'''

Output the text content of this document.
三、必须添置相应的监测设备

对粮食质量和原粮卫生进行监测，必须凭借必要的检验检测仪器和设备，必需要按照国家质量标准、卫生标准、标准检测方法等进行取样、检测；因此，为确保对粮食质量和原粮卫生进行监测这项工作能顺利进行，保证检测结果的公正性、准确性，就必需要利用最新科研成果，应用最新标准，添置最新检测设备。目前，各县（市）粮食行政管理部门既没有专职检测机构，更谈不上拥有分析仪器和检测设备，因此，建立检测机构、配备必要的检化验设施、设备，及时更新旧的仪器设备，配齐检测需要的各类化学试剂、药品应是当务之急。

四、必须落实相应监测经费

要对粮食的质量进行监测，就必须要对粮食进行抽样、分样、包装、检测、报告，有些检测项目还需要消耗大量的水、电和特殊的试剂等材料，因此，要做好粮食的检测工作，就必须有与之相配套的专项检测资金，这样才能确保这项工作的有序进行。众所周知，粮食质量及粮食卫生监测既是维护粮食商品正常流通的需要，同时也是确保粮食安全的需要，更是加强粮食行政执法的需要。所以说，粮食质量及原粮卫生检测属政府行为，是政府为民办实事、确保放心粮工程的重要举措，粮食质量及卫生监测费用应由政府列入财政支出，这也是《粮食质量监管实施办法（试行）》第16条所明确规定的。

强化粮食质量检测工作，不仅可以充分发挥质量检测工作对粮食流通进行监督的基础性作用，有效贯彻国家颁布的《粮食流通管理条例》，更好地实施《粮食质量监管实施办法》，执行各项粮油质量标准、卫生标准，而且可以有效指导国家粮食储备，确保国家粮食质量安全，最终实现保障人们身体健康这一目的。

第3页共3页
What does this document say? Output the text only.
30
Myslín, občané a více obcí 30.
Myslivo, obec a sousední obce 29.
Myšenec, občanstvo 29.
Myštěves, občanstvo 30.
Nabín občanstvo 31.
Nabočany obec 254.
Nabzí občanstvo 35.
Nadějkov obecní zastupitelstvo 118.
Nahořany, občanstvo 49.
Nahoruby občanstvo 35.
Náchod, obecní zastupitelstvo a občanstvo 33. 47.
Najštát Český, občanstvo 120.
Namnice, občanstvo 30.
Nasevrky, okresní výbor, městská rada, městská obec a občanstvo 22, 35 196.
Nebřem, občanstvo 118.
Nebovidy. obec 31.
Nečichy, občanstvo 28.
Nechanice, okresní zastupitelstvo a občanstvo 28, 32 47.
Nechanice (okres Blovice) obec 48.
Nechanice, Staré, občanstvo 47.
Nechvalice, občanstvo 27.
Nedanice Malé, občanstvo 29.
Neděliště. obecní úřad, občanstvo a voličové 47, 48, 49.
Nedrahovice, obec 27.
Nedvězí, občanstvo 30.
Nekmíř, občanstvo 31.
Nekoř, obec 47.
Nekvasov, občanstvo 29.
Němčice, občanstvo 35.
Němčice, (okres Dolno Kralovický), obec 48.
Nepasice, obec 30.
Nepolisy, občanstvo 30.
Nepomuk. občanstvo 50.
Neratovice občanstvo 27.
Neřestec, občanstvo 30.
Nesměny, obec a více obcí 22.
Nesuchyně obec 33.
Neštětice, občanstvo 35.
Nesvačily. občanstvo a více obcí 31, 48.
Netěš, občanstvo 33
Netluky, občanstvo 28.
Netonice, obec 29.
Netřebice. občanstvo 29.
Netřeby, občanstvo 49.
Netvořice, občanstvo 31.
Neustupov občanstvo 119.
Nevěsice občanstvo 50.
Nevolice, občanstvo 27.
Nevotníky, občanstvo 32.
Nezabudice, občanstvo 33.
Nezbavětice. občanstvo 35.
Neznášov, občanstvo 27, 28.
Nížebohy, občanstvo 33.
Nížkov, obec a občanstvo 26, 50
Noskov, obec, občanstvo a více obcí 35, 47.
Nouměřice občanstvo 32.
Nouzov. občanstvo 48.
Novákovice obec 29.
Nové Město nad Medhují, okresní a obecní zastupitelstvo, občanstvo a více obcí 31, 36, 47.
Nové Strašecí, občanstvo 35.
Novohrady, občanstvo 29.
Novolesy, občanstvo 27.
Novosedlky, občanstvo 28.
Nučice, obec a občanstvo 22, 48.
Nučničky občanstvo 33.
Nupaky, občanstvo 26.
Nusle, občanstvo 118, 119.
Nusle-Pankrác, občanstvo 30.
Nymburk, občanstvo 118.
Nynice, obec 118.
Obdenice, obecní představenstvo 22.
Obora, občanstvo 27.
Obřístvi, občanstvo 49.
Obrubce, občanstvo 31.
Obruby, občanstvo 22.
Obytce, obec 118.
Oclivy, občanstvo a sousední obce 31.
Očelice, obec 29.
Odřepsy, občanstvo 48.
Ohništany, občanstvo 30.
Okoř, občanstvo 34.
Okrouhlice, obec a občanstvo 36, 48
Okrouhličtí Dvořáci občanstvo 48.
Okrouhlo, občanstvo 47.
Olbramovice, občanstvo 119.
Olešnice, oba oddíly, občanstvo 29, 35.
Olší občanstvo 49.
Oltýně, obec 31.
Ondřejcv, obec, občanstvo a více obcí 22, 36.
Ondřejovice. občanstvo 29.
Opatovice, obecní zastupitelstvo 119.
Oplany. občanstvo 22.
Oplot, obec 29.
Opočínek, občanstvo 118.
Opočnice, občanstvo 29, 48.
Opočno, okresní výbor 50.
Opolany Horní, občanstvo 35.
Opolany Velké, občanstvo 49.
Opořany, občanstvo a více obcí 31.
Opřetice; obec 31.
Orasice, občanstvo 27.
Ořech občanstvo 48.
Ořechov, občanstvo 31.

'''

## Task brief
Answer with one number: how many lines of the entries above include the word "Němčice".

## Completed exercise
2